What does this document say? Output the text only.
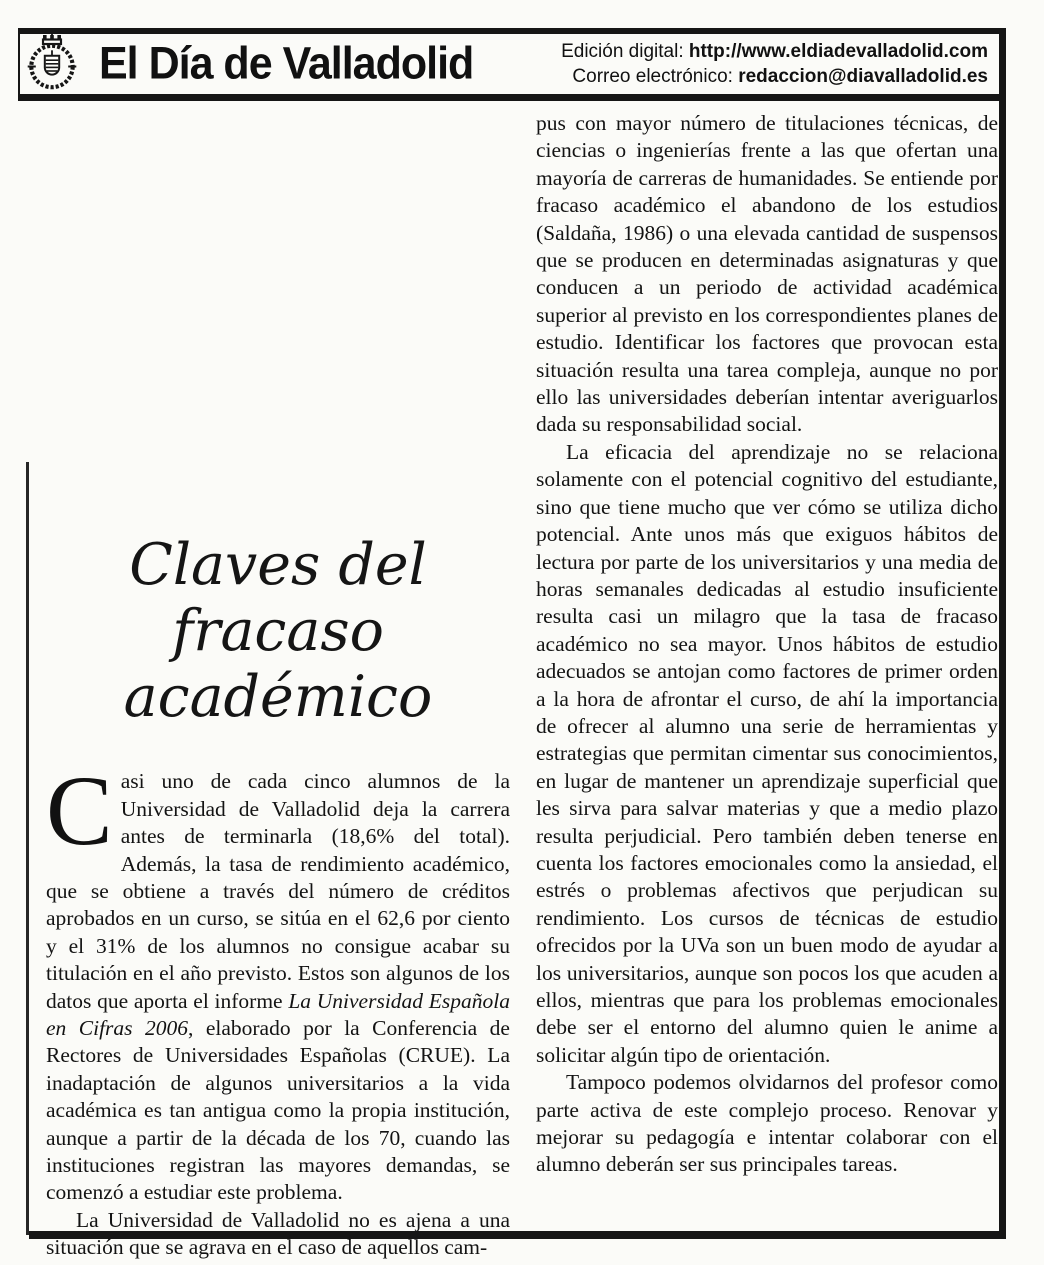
El Día de Valladolid	Edición digital: http://www.eldiadevalladolid.com
Correo electrónico: redaccion@diavalladolid.es
Claves del fracaso
académico

Casi uno de cada cinco alumnos de la Universidad de Valladolid deja la carrera antes de terminarla (18,6% del total). Además, la tasa de rendimiento académico, que se obtiene a través del número de créditos aprobados en un curso, se sitúa en el 62,6 por ciento y el 31% de los alumnos no consigue acabar su titulación en el año previsto. Estos son algunos de los datos que aporta el informe La Universidad Española en Cifras 2006, elaborado por la Conferencia de Rectores de Universidades Españolas (CRUE). La inadaptación de algunos universitarios a la vida académica es tan antigua como la propia institución, aunque a partir de la década de los 70, cuando las instituciones registran las mayores demandas, se comenzó a estudiar este problema.

La Universidad de Valladolid no es ajena a una situación que se agrava en el caso de aquellos cam-

pus con mayor número de titulaciones técnicas, de ciencias o ingenierías frente a las que ofertan una mayoría de carreras de humanidades. Se entiende por fracaso académico el abandono de los estudios (Saldaña, 1986) o una elevada cantidad de suspensos que se producen en determinadas asignaturas y que conducen a un periodo de actividad académica superior al previsto en los correspondientes planes de estudio. Identificar los factores que provocan esta situación resulta una tarea compleja, aunque no por ello las universidades deberían intentar averiguarlos dada su responsabilidad social.

La eficacia del aprendizaje no se relaciona solamente con el potencial cognitivo del estudiante, sino que tiene mucho que ver cómo se utiliza dicho potencial. Ante unos más que exiguos hábitos de lectura por parte de los universitarios y una media de horas semanales dedicadas al estudio insuficiente resulta casi un milagro que la tasa de fracaso académico no sea mayor. Unos hábitos de estudio adecuados se antojan como factores de primer orden a la hora de afrontar el curso, de ahí la importancia de ofrecer al alumno una serie de herramientas y estrategias que permitan cimentar sus conocimientos, en lugar de mantener un aprendizaje superficial que les sirva para salvar materias y que a medio plazo resulta perjudicial. Pero también deben tenerse en cuenta los factores emocionales como la ansiedad, el estrés o problemas afectivos que perjudican su rendimiento. Los cursos de técnicas de estudio ofrecidos por la UVa son un buen modo de ayudar a los universitarios, aunque son pocos los que acuden a ellos, mientras que para los problemas emocionales debe ser el entorno del alumno quien le anime a solicitar algún tipo de orientación.

Tampoco podemos olvidarnos del profesor como parte activa de este complejo proceso. Renovar y mejorar su pedagogía e intentar colaborar con el alumno deberán ser sus principales tareas.
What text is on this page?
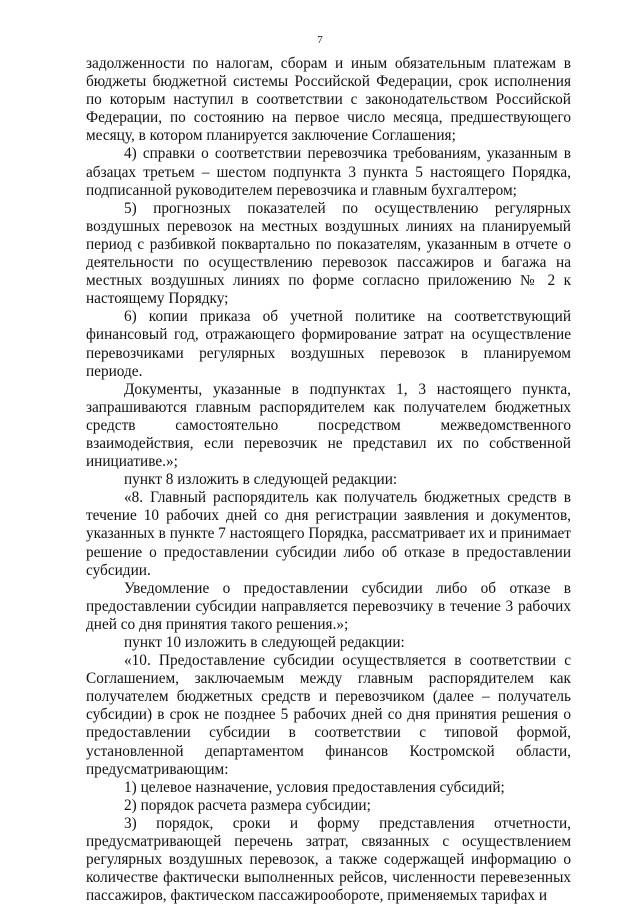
7

задолженности по налогам, сборам и иным обязательным платежам в бюджеты бюджетной системы Российской Федерации, срок исполнения по которым наступил в соответствии с законодательством Российской Федерации, по состоянию на первое число месяца, предшествующего месяцу, в котором планируется заключение Соглашения;

4) справки о соответствии перевозчика требованиям, указанным в абзацах третьем – шестом подпункта 3 пункта 5 настоящего Порядка, подписанной руководителем перевозчика и главным бухгалтером;

5) прогнозных показателей по осуществлению регулярных воздушных перевозок на местных воздушных линиях на планируемый период с разбивкой поквартально по показателям, указанным в отчете о деятельности по осуществлению перевозок пассажиров и багажа на местных воздушных линиях по форме согласно приложению № 2 к настоящему Порядку;

6) копии приказа об учетной политике на соответствующий финансовый год, отражающего формирование затрат на осуществление перевозчиками регулярных воздушных перевозок в планируемом периоде.

Документы, указанные в подпунктах 1, 3 настоящего пункта, запрашиваются главным распорядителем как получателем бюджетных средств самостоятельно посредством межведомственного взаимодействия, если перевозчик не представил их по собственной инициативе.»;

пункт 8 изложить в следующей редакции:

«8. Главный распорядитель как получатель бюджетных средств в течение 10 рабочих дней со дня регистрации заявления и документов, указанных в пункте 7 настоящего Порядка, рассматривает их и принимает решение о предоставлении субсидии либо об отказе в предоставлении субсидии.

Уведомление о предоставлении субсидии либо об отказе в предоставлении субсидии направляется перевозчику в течение 3 рабочих дней со дня принятия такого решения.»;

пункт 10 изложить в следующей редакции:

«10. Предоставление субсидии осуществляется в соответствии с Соглашением, заключаемым между главным распорядителем как получателем бюджетных средств и перевозчиком (далее – получатель субсидии) в срок не позднее 5 рабочих дней со дня принятия решения о предоставлении субсидии в соответствии с типовой формой, установленной департаментом финансов Костромской области, предусматривающим:

1) целевое назначение, условия предоставления субсидий;

2) порядок расчета размера субсидии;

3) порядок, сроки и форму представления отчетности, предусматривающей перечень затрат, связанных с осуществлением регулярных воздушных перевозок, а также содержащей информацию о количестве фактически выполненных рейсов, численности перевезенных пассажиров, фактическом пассажирообороте, применяемых тарифах и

▶ **DIRECTIONS**: Without including any pictures, reproduce the listing exactly.

▶ **ANSWER TO THIS PROBLEM**:
What does this document say? Output the text only.
El Día de Valladolid	Edición digital: http://www.eldiadevalladolid.com
Correo electrónico: redaccion@diavalladolid.es
Claves del fracaso
académico

Casi uno de cada cinco alumnos de la Universidad de Valladolid deja la carrera antes de terminarla (18,6% del total). Además, la tasa de rendimiento académico, que se obtiene a través del número de créditos aprobados en un curso, se sitúa en el 62,6 por ciento y el 31% de los alumnos no consigue acabar su titulación en el año previsto. Estos son algunos de los datos que aporta el informe La Universidad Española en Cifras 2006, elaborado por la Conferencia de Rectores de Universidades Españolas (CRUE). La inadaptación de algunos universitarios a la vida académica es tan antigua como la propia institución, aunque a partir de la década de los 70, cuando las instituciones registran las mayores demandas, se comenzó a estudiar este problema.

La Universidad de Valladolid no es ajena a una situación que se agrava en el caso de aquellos cam-

pus con mayor número de titulaciones técnicas, de ciencias o ingenierías frente a las que ofertan una mayoría de carreras de humanidades. Se entiende por fracaso académico el abandono de los estudios (Saldaña, 1986) o una elevada cantidad de suspensos que se producen en determinadas asignaturas y que conducen a un periodo de actividad académica superior al previsto en los correspondientes planes de estudio. Identificar los factores que provocan esta situación resulta una tarea compleja, aunque no por ello las universidades deberían intentar averiguarlos dada su responsabilidad social.

La eficacia del aprendizaje no se relaciona solamente con el potencial cognitivo del estudiante, sino que tiene mucho que ver cómo se utiliza dicho potencial. Ante unos más que exiguos hábitos de lectura por parte de los universitarios y una media de horas semanales dedicadas al estudio insuficiente resulta casi un milagro que la tasa de fracaso académico no sea mayor. Unos hábitos de estudio adecuados se antojan como factores de primer orden a la hora de afrontar el curso, de ahí la importancia de ofrecer al alumno una serie de herramientas y estrategias que permitan cimentar sus conocimientos, en lugar de mantener un aprendizaje superficial que les sirva para salvar materias y que a medio plazo resulta perjudicial. Pero también deben tenerse en cuenta los factores emocionales como la ansiedad, el estrés o problemas afectivos que perjudican su rendimiento. Los cursos de técnicas de estudio ofrecidos por la UVa son un buen modo de ayudar a los universitarios, aunque son pocos los que acuden a ellos, mientras que para los problemas emocionales debe ser el entorno del alumno quien le anime a solicitar algún tipo de orientación.

Tampoco podemos olvidarnos del profesor como parte activa de este complejo proceso. Renovar y mejorar su pedagogía e intentar colaborar con el alumno deberán ser sus principales tareas.
What text is on this page?
7

задолженности по налогам, сборам и иным обязательным платежам в бюджеты бюджетной системы Российской Федерации, срок исполнения по которым наступил в соответствии с законодательством Российской Федерации, по состоянию на первое число месяца, предшествующего месяцу, в котором планируется заключение Соглашения;

4) справки о соответствии перевозчика требованиям, указанным в абзацах третьем – шестом подпункта 3 пункта 5 настоящего Порядка, подписанной руководителем перевозчика и главным бухгалтером;

5) прогнозных показателей по осуществлению регулярных воздушных перевозок на местных воздушных линиях на планируемый период с разбивкой поквартально по показателям, указанным в отчете о деятельности по осуществлению перевозок пассажиров и багажа на местных воздушных линиях по форме согласно приложению № 2 к настоящему Порядку;

6) копии приказа об учетной политике на соответствующий финансовый год, отражающего формирование затрат на осуществление перевозчиками регулярных воздушных перевозок в планируемом периоде.

Документы, указанные в подпунктах 1, 3 настоящего пункта, запрашиваются главным распорядителем как получателем бюджетных средств самостоятельно посредством межведомственного взаимодействия, если перевозчик не представил их по собственной инициативе.»;

пункт 8 изложить в следующей редакции:

«8. Главный распорядитель как получатель бюджетных средств в течение 10 рабочих дней со дня регистрации заявления и документов, указанных в пункте 7 настоящего Порядка, рассматривает их и принимает решение о предоставлении субсидии либо об отказе в предоставлении субсидии.

Уведомление о предоставлении субсидии либо об отказе в предоставлении субсидии направляется перевозчику в течение 3 рабочих дней со дня принятия такого решения.»;

пункт 10 изложить в следующей редакции:

«10. Предоставление субсидии осуществляется в соответствии с Соглашением, заключаемым между главным распорядителем как получателем бюджетных средств и перевозчиком (далее – получатель субсидии) в срок не позднее 5 рабочих дней со дня принятия решения о предоставлении субсидии в соответствии с типовой формой, установленной департаментом финансов Костромской области, предусматривающим:

1) целевое назначение, условия предоставления субсидий;

2) порядок расчета размера субсидии;

3) порядок, сроки и форму представления отчетности, предусматривающей перечень затрат, связанных с осуществлением регулярных воздушных перевозок, а также содержащей информацию о количестве фактически выполненных рейсов, численности перевезенных пассажиров, фактическом пассажирообороте, применяемых тарифах и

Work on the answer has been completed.